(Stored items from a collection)
------------------------------------------------------------------------

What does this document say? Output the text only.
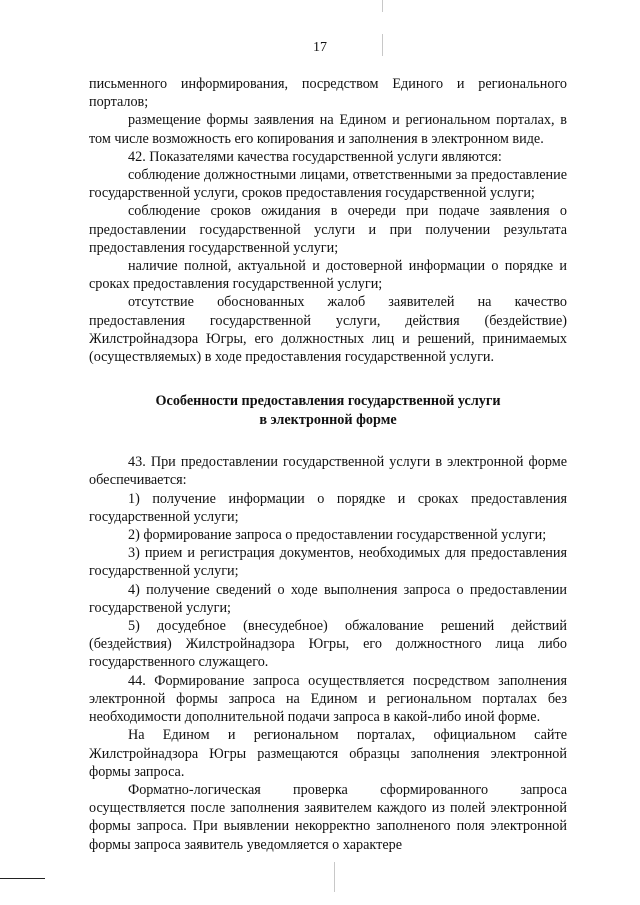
17

письменного информирования, посредством Единого и регионального порталов;

размещение формы заявления на Едином и региональном порталах, в том числе возможность его копирования и заполнения в электронном виде.

42. Показателями качества государственной услуги являются:

соблюдение должностными лицами, ответственными за предоставление государственной услуги, сроков предоставления государственной услуги;

соблюдение сроков ожидания в очереди при подаче заявления о предоставлении государственной услуги и при получении результата предоставления государственной услуги;

наличие полной, актуальной и достоверной информации о порядке и сроках предоставления государственной услуги;

отсутствие обоснованных жалоб заявителей на качество предоставления государственной услуги, действия (бездействие) Жилстройнадзора Югры, его должностных лиц и решений, принимаемых (осуществляемых) в ходе предоставления государственной услуги.

Особенности предоставления государственной услуги
в электронной форме

43. При предоставлении государственной услуги в электронной форме обеспечивается:

1) получение информации о порядке и сроках предоставления государственной услуги;

2) формирование запроса о предоставлении государственной услуги;

3) прием и регистрация документов, необходимых для предоставления государственной услуги;

4) получение сведений о ходе выполнения запроса о предоставлении государственой услуги;

5) досудебное (внесудебное) обжалование решений действий (бездействия) Жилстройнадзора Югры, его должностного лица либо государственного служащего.

44. Формирование запроса осуществляется посредством заполнения электронной формы запроса на Едином и региональном порталах без необходимости дополнительной подачи запроса в какой-либо иной форме.

На Едином и региональном порталах, официальном сайте Жилстройнадзора Югры размещаются образцы заполнения электронной формы запроса.

Форматно-логическая проверка сформированного запроса осуществляется после заполнения заявителем каждого из полей электронной формы запроса. При выявлении некорректно заполненого поля электронной формы запроса заявитель уведомляется о характере
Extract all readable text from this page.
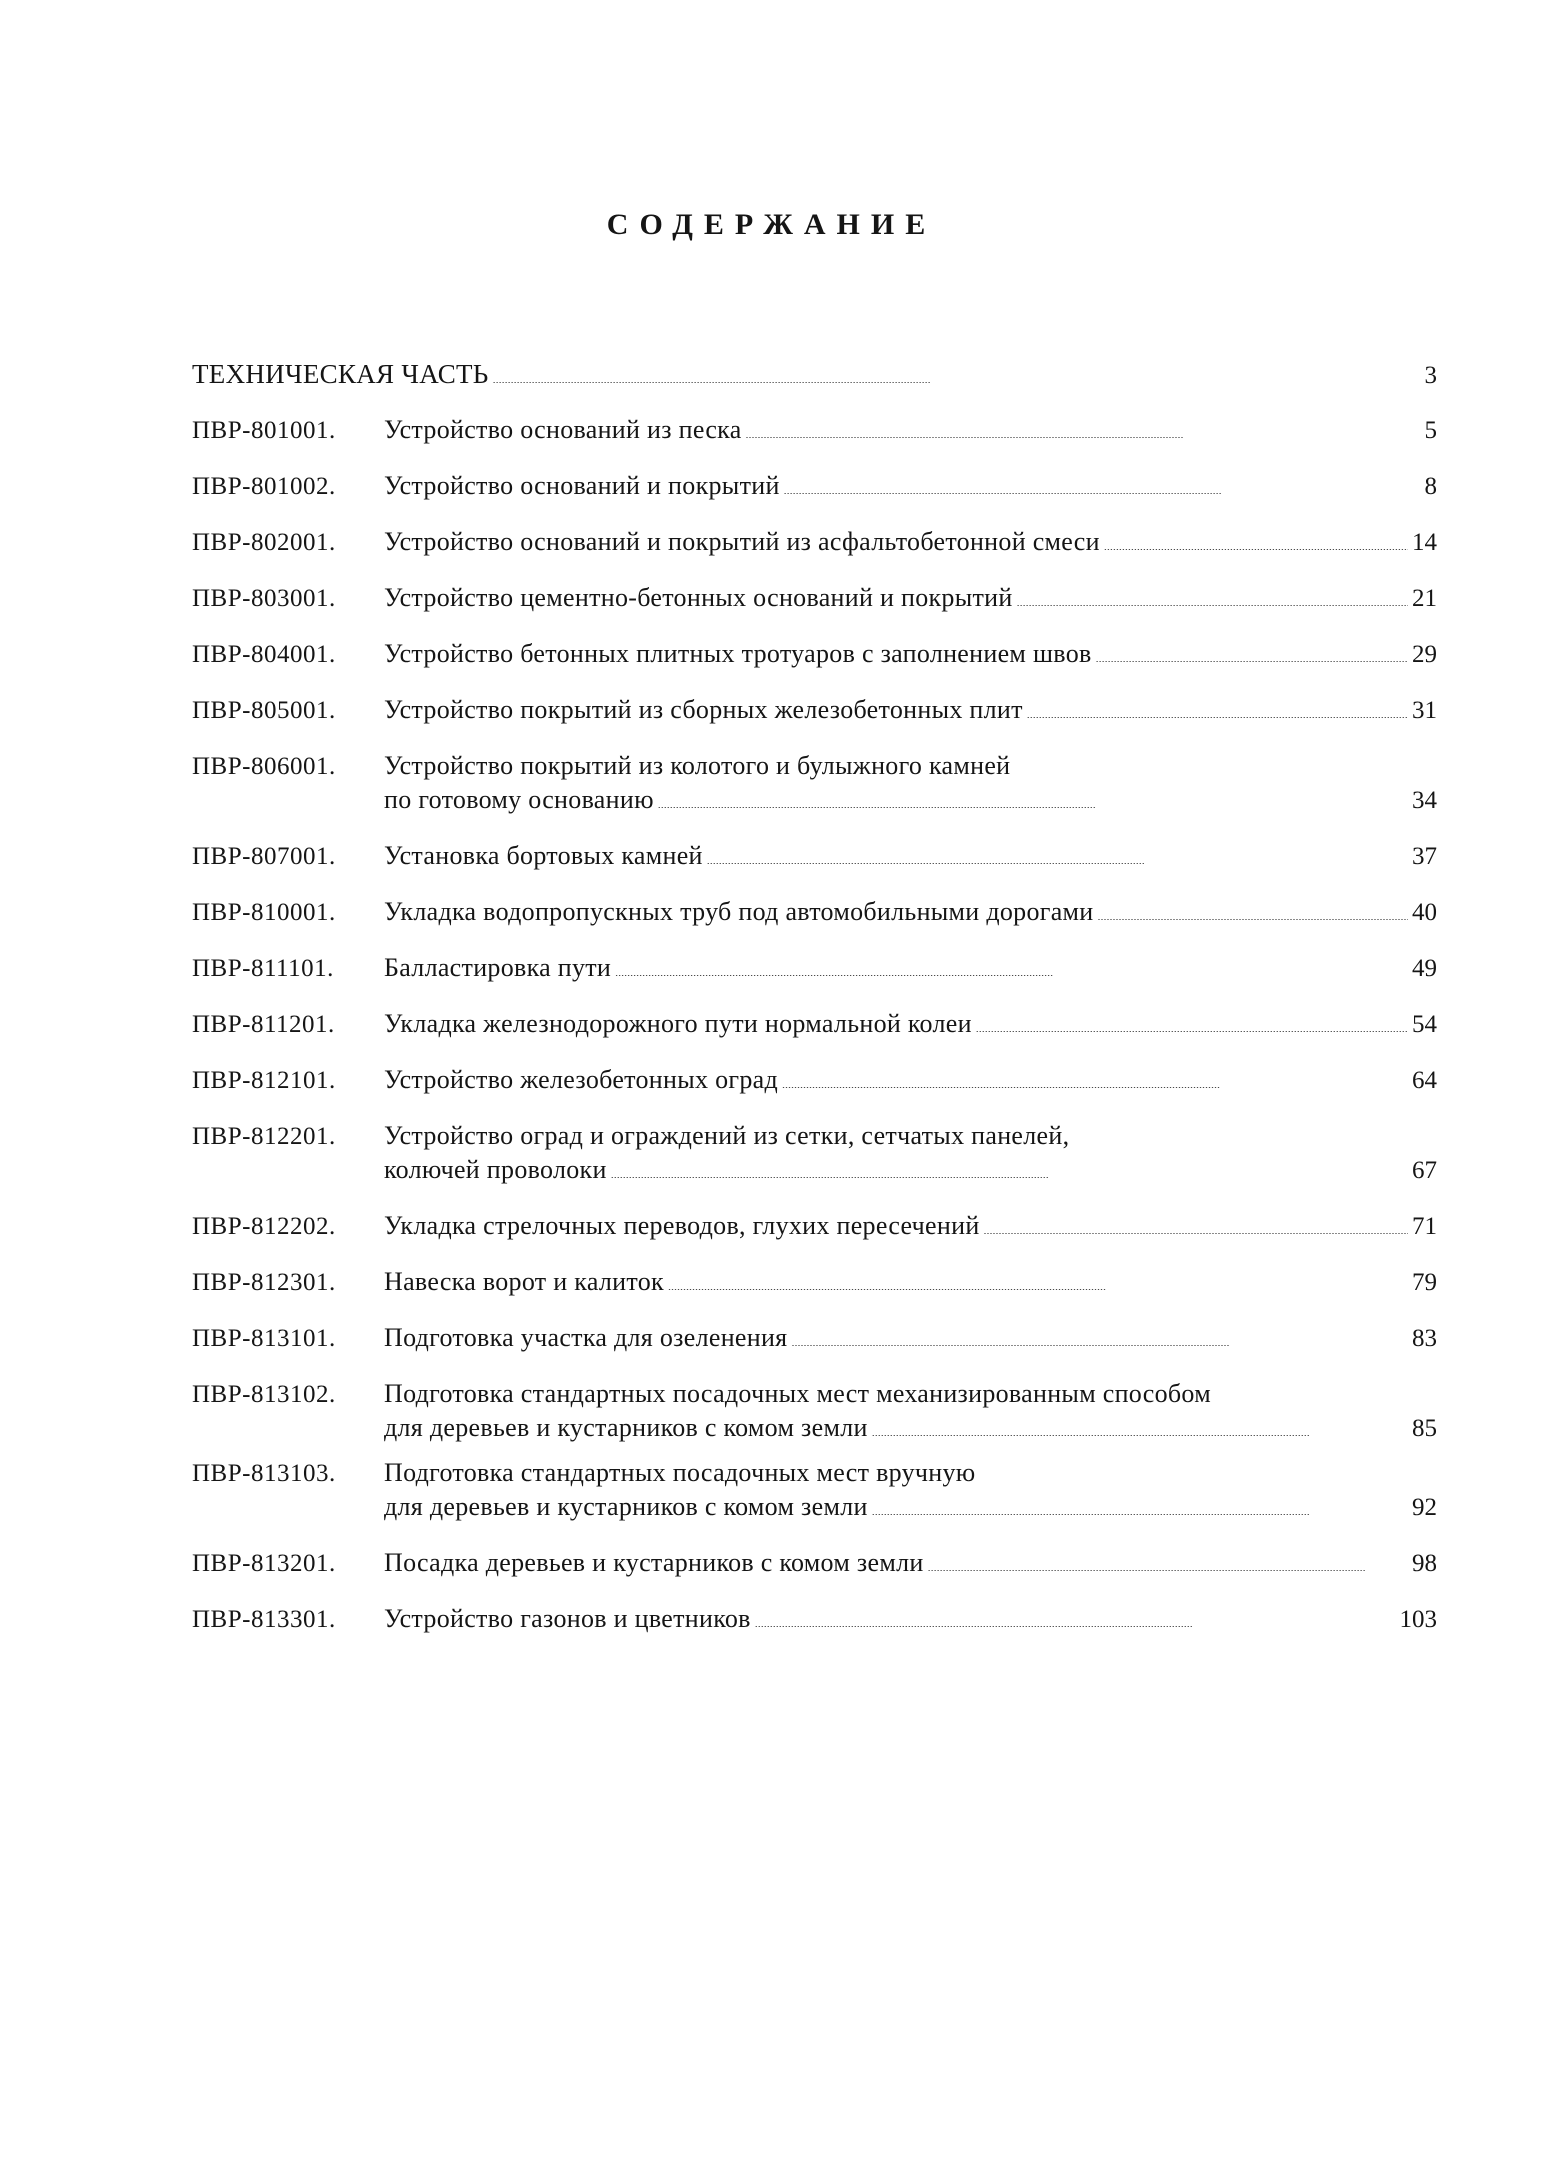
СОДЕРЖАНИЕ
ТЕХНИЧЕСКАЯ ЧАСТЬ . . .	3
ПВР-801001.	Устройство оснований из песка . . .	5
ПВР-801002.	Устройство оснований и покрытий . . .	8
ПВР-802001.	Устройство оснований и покрытий из асфальтобетонной смеси . . .	14
ПВР-803001.	Устройство цементно-бетонных оснований и покрытий . . .	21
ПВР-804001.	Устройство бетонных плитных тротуаров с заполнением швов . . .	29
ПВР-805001.	Устройство покрытий из сборных железобетонных плит . . .	31
ПВР-806001.	Устройство покрытий из колотого и булыжного камней
по готовому основанию . . .	34
ПВР-807001.	Установка бортовых камней . . .	37
ПВР-810001.	Укладка водопропускных труб под автомобильными дорогами . . .	40
ПВР-811101.	Балластировка пути . . .	49
ПВР-811201.	Укладка железнодорожного пути нормальной колеи . . .	54
ПВР-812101.	Устройство железобетонных оград . . .	64
ПВР-812201.	Устройство оград и ограждений из сетки, сетчатых панелей,
колючей проволоки . . .	67
ПВР-812202.	Укладка стрелочных переводов, глухих пересечений . . .	71
ПВР-812301.	Навеска ворот и калиток . . .	79
ПВР-813101.	Подготовка участка для озеленения . . .	83
ПВР-813102.	Подготовка стандартных посадочных мест механизированным способом
для деревьев и кустарников с комом земли . . .	85
ПВР-813103.	Подготовка стандартных посадочных мест вручную
для деревьев и кустарников с комом земли . . .	92
ПВР-813201.	Посадка деревьев и кустарников с комом земли . . .	98
ПВР-813301.	Устройство газонов и цветников . . .	103
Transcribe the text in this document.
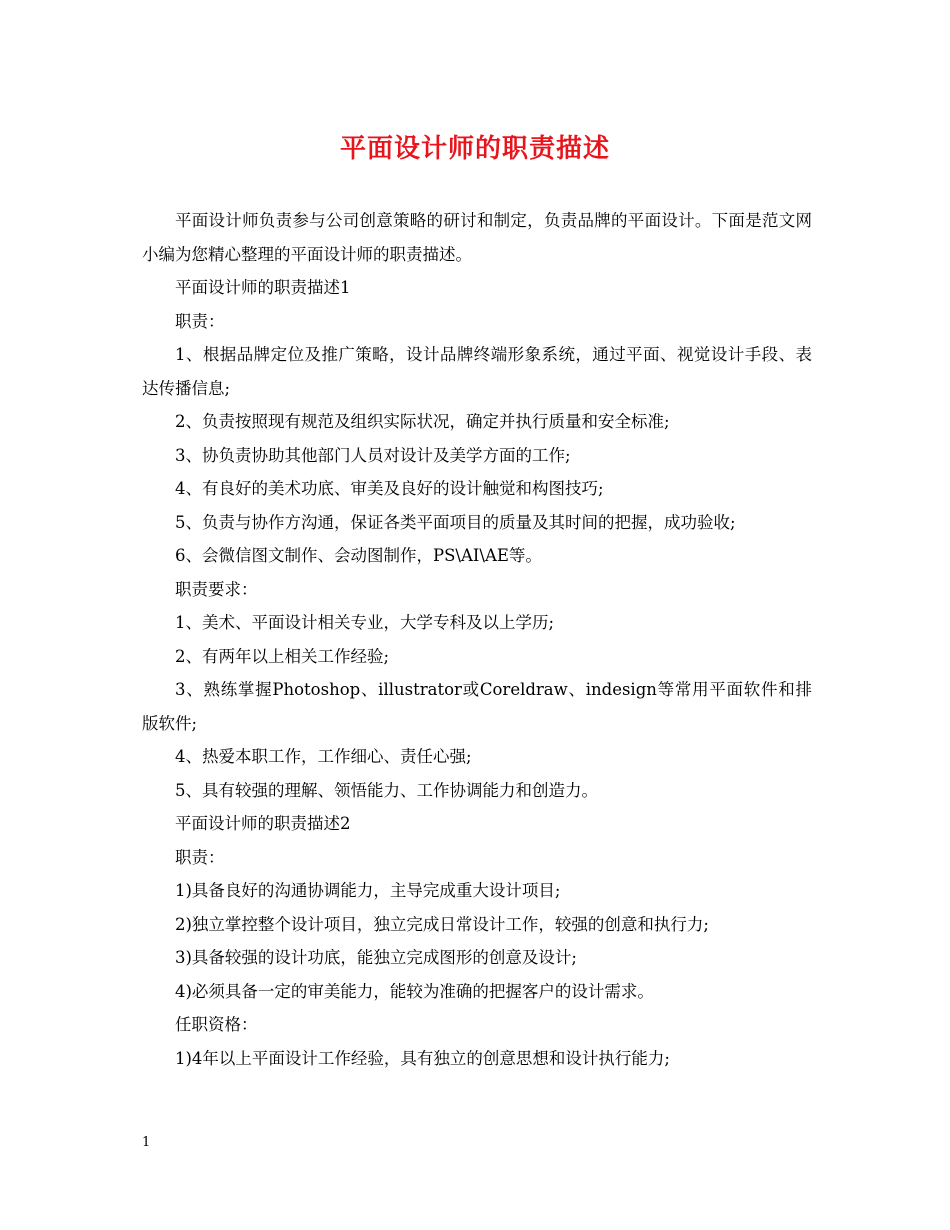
平面设计师的职责描述

平面设计师负责参与公司创意策略的研讨和制定，负责品牌的平面设计。下面是范文网小编为您精心整理的平面设计师的职责描述。

平面设计师的职责描述1

职责：

1、根据品牌定位及推广策略，设计品牌终端形象系统，通过平面、视觉设计手段、表达传播信息;

2、负责按照现有规范及组织实际状况，确定并执行质量和安全标准;

3、协负责协助其他部门人员对设计及美学方面的工作;

4、有良好的美术功底、审美及良好的设计触觉和构图技巧;

5、负责与协作方沟通，保证各类平面项目的质量及其时间的把握，成功验收;

6、会微信图文制作、会动图制作，PS\AI\AE等。

职责要求：

1、美术、平面设计相关专业，大学专科及以上学历;

2、有两年以上相关工作经验;

3、熟练掌握Photoshop、illustrator或Coreldraw、indesign等常用平面软件和排版软件;

4、热爱本职工作，工作细心、责任心强;

5、具有较强的理解、领悟能力、工作协调能力和创造力。

平面设计师的职责描述2

职责：

1)具备良好的沟通协调能力，主导完成重大设计项目;

2)独立掌控整个设计项目，独立完成日常设计工作，较强的创意和执行力;

3)具备较强的设计功底，能独立完成图形的创意及设计;

4)必须具备一定的审美能力，能较为准确的把握客户的设计需求。

任职资格：

1)4年以上平面设计工作经验，具有独立的创意思想和设计执行能力;

1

------------------------------------------------------------------------

◆ **Work instructions**: The word "соблюдение" appears in how many lines of the data? Answer with only the number.

◆ **Output of the exercise**: 2